* Begin *
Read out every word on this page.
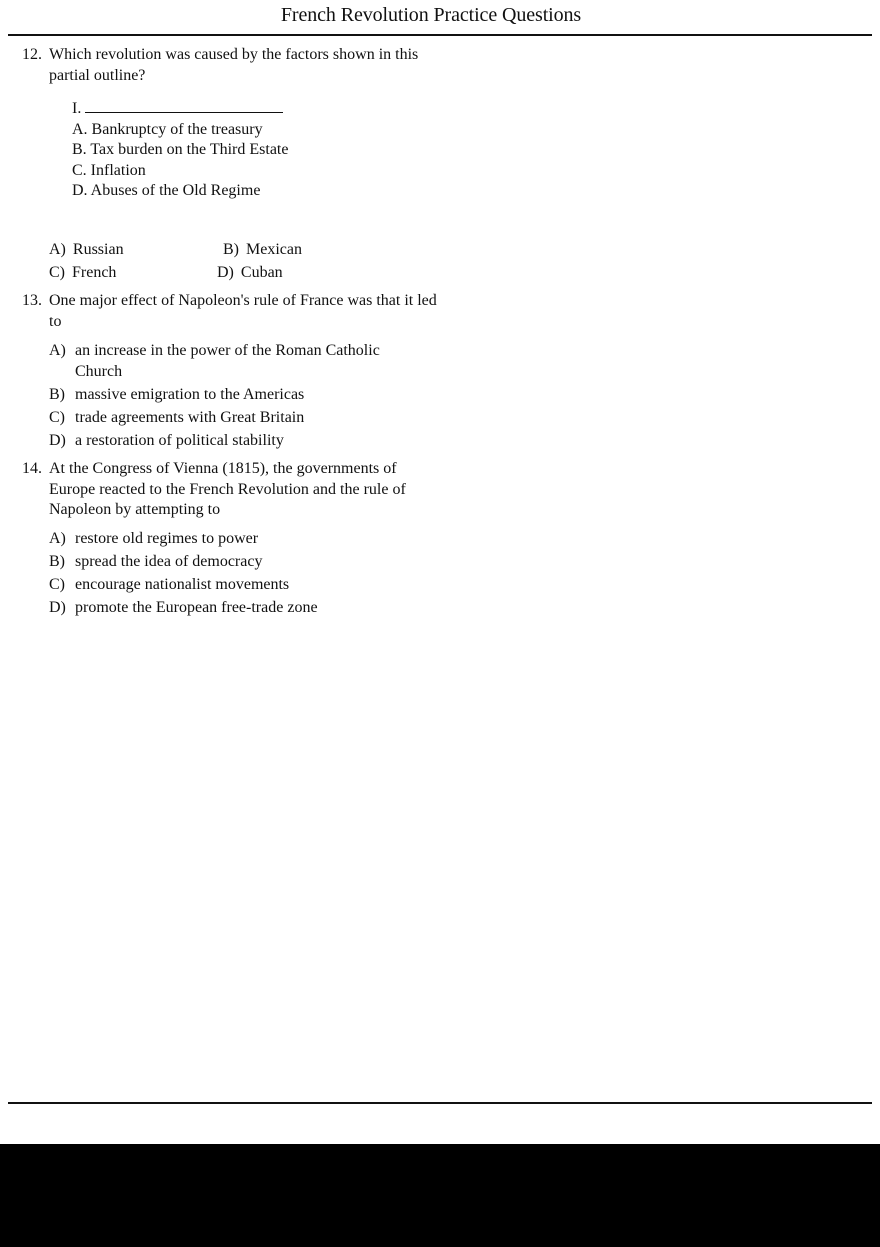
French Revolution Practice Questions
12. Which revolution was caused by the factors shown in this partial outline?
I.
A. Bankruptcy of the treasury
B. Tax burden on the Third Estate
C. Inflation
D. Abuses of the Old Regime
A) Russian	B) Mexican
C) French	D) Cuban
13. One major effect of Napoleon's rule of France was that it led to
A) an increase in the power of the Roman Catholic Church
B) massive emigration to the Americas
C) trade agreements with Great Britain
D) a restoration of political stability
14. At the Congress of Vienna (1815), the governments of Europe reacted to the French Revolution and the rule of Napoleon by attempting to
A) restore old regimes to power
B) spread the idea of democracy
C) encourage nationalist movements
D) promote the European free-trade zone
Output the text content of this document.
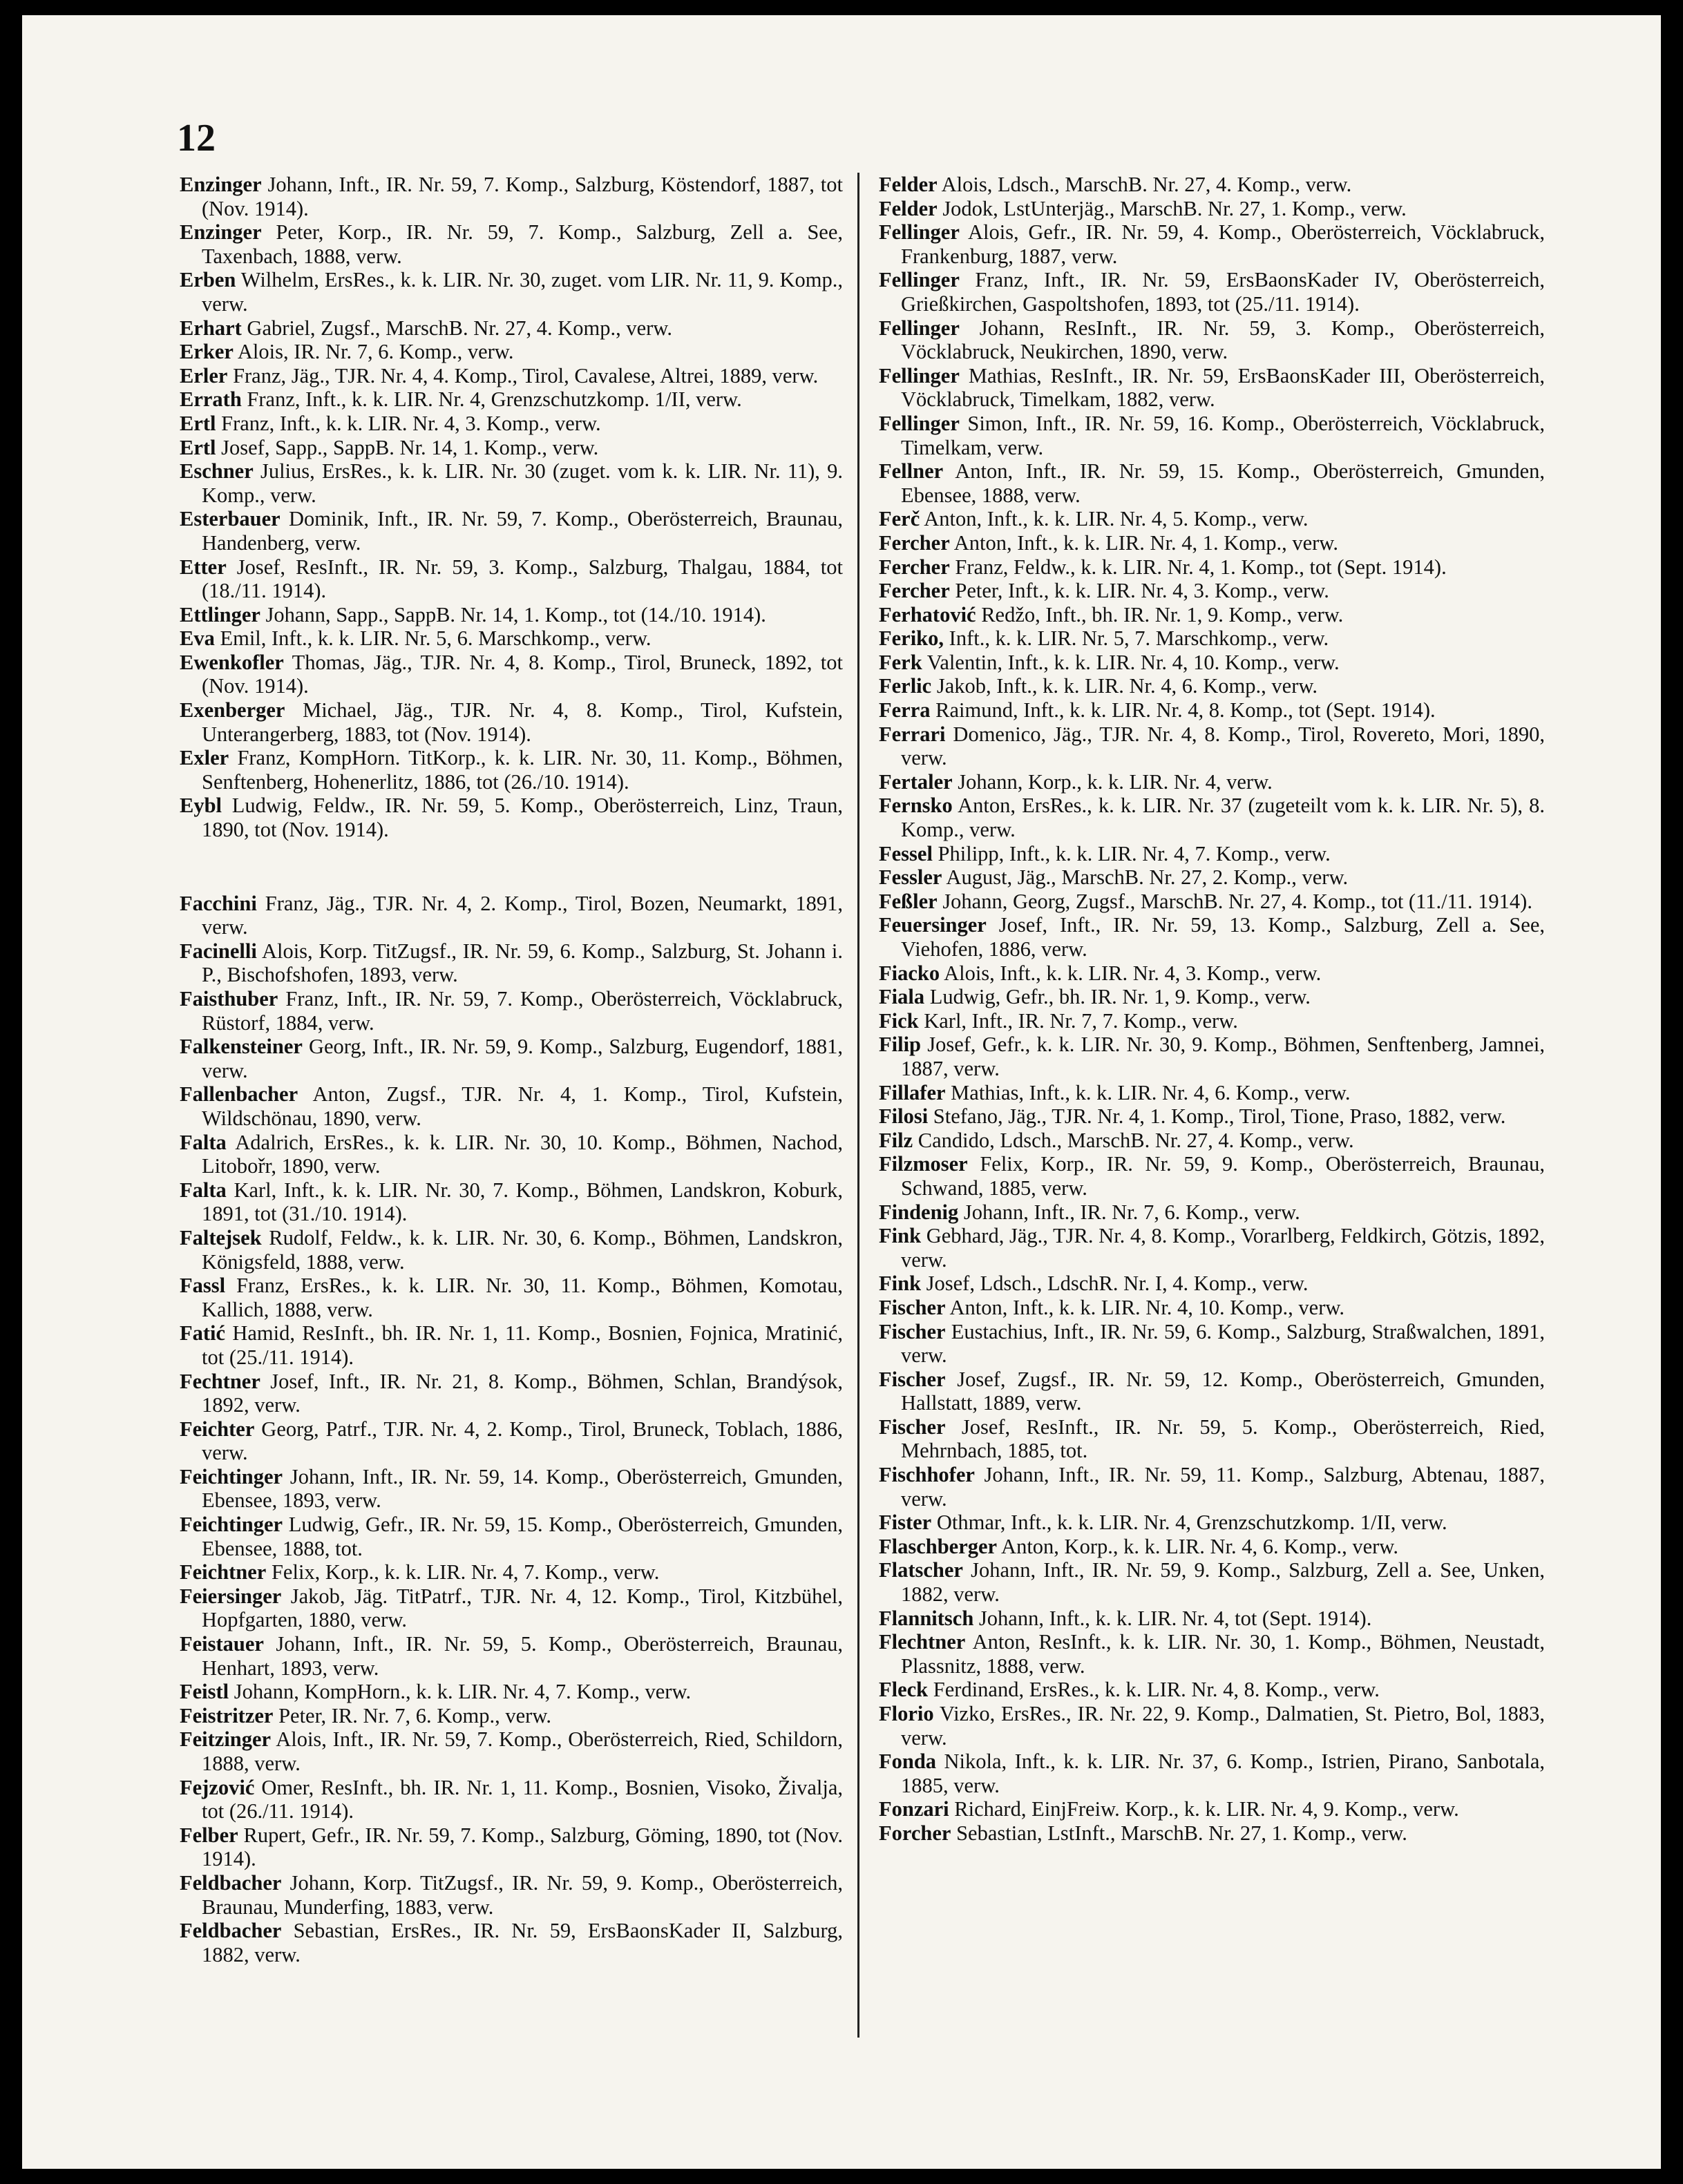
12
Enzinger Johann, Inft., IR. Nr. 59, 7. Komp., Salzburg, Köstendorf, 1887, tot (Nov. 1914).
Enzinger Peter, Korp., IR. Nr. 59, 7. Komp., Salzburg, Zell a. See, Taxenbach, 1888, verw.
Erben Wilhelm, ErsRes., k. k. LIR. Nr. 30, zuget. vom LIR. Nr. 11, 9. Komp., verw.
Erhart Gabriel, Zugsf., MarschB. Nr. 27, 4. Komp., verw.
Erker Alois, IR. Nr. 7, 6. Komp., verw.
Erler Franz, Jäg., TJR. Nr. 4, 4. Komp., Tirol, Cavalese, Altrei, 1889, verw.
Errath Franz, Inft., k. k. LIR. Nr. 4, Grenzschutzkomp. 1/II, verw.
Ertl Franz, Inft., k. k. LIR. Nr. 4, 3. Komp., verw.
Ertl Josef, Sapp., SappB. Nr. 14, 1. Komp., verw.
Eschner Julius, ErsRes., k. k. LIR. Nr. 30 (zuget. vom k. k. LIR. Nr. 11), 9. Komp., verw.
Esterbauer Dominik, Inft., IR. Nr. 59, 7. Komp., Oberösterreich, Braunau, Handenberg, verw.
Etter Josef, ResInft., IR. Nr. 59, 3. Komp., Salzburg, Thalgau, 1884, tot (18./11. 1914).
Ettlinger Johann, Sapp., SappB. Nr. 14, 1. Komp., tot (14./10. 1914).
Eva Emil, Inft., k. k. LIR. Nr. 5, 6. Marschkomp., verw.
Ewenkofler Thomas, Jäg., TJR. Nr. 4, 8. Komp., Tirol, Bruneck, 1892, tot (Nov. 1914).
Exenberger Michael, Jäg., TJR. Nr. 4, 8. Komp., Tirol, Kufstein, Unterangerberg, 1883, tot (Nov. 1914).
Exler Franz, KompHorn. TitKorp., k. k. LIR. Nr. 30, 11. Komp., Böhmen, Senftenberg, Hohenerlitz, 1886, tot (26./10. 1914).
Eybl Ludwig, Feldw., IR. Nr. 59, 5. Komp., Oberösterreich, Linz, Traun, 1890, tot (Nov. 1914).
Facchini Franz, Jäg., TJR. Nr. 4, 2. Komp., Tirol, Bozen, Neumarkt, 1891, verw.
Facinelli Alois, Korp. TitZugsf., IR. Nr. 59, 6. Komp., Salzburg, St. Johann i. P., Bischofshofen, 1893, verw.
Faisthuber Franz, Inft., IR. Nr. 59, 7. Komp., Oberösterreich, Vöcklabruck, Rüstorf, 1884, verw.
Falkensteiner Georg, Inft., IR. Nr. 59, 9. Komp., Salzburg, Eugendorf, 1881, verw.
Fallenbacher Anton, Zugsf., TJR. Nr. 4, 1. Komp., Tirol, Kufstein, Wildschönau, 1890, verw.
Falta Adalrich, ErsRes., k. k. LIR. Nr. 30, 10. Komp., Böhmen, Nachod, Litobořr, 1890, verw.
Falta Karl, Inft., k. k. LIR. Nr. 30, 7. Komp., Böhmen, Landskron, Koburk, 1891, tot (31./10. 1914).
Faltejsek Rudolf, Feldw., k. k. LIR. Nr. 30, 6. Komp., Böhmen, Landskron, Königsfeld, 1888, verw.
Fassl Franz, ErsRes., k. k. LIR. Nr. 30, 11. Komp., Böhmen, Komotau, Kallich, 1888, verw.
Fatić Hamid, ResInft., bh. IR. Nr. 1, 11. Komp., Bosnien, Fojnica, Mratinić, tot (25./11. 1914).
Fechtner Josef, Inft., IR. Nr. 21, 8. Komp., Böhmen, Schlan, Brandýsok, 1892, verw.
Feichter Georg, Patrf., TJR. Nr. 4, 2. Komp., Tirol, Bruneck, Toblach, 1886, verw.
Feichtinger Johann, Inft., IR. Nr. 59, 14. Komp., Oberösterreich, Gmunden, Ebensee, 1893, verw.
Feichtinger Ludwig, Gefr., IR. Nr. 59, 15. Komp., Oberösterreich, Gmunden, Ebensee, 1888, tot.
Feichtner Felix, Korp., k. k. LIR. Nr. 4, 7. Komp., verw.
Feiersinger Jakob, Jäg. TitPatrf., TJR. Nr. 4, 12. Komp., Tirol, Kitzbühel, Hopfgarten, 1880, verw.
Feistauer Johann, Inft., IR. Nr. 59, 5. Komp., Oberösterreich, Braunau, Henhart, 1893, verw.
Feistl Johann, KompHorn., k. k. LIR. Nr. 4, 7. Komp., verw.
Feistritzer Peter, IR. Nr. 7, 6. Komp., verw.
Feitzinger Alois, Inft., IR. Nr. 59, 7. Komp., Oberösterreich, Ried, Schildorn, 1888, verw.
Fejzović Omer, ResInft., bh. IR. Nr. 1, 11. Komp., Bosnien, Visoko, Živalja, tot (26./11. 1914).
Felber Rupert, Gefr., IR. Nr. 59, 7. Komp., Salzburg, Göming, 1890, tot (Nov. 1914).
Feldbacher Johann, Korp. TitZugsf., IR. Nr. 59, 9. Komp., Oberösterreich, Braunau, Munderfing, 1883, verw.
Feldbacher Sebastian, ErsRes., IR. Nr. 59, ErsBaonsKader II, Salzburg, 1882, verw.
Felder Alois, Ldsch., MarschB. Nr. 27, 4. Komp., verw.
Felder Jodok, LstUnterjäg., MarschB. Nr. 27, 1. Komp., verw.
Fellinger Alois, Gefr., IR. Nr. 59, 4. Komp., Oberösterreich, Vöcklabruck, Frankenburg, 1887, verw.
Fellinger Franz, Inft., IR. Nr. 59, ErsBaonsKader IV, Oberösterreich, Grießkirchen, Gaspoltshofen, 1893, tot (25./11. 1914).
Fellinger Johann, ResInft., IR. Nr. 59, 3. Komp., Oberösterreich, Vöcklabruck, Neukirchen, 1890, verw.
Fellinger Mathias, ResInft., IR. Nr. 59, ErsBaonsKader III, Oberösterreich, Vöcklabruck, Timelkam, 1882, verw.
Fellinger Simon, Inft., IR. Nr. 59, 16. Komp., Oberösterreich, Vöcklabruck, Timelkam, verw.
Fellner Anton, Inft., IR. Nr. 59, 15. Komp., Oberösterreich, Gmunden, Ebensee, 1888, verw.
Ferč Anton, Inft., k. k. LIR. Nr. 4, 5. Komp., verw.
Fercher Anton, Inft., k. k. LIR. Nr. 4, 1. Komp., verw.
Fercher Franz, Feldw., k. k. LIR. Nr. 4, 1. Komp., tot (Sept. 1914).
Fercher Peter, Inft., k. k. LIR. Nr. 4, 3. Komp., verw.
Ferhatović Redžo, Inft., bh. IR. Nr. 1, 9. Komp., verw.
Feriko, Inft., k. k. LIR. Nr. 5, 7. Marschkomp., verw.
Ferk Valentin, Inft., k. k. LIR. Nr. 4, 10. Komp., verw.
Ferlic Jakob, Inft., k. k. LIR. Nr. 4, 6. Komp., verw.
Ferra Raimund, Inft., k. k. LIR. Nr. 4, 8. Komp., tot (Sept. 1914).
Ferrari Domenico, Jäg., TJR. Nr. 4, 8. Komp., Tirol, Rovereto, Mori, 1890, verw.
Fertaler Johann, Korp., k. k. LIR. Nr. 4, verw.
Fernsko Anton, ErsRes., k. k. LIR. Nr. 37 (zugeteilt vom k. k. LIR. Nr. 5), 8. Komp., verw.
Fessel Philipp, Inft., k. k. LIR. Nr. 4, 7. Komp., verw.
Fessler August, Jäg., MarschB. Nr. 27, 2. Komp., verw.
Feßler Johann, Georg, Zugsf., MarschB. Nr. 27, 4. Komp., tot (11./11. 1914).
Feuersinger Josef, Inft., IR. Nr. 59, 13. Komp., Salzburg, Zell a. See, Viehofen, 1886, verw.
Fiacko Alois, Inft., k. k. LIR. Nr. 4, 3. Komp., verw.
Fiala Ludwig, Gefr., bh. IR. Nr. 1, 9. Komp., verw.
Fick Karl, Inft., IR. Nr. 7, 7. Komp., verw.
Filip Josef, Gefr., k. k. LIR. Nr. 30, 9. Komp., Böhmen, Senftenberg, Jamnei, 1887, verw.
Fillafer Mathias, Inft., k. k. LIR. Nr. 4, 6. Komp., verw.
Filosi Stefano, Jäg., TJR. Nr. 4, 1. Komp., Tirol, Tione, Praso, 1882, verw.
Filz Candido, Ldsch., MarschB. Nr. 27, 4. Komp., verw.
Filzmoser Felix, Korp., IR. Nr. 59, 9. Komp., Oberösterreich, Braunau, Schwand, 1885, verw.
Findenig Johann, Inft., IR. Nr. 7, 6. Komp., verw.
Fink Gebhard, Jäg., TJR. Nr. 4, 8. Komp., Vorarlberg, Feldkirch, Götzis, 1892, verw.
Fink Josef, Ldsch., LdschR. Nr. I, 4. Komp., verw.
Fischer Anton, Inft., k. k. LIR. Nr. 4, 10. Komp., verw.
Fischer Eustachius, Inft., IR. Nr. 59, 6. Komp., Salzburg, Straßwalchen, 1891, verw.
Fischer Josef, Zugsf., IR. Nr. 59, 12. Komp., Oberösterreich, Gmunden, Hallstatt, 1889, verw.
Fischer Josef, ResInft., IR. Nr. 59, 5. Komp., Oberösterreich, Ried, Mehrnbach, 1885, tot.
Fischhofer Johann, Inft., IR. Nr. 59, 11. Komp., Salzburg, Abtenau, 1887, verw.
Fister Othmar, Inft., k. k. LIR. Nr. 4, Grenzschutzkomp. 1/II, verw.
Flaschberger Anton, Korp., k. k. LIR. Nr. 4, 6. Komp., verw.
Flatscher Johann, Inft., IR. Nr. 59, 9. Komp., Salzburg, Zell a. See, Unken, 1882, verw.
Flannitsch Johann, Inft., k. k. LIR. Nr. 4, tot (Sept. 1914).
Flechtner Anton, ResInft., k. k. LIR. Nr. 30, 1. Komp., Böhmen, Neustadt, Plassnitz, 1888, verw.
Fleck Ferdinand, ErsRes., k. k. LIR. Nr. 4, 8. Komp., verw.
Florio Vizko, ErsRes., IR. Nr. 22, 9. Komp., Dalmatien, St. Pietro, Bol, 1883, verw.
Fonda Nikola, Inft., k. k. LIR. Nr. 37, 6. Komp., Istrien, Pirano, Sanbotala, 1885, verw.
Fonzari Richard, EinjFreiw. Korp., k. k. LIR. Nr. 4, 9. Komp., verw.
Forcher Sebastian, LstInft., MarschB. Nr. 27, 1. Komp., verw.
* End *
What the task asks =
Find the string "Sapp" in the records, then copy each line where it occurs.

Exercise response =
Ertl Josef, Sapp., SappB. Nr. 14, 1. Komp., verw.
Ettlinger Johann, Sapp., SappB. Nr. 14, 1. Komp., tot (14./10. 1914).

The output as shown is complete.